**WHAT THE EXERCISE ASKS**
Report the number of lines that hold the string "Proceedings". Leave out any other text.

**EXTRACTED MATERIAL**
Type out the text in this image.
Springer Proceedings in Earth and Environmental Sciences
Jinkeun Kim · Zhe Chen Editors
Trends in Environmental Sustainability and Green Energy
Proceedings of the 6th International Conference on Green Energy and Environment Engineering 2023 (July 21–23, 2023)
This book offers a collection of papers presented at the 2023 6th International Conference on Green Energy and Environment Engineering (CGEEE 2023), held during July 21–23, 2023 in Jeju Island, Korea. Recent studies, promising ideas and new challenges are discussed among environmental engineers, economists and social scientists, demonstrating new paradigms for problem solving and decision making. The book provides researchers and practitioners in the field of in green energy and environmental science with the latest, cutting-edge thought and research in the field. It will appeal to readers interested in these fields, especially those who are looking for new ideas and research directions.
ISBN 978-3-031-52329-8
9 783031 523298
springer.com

**EXERCISE RESULT**
2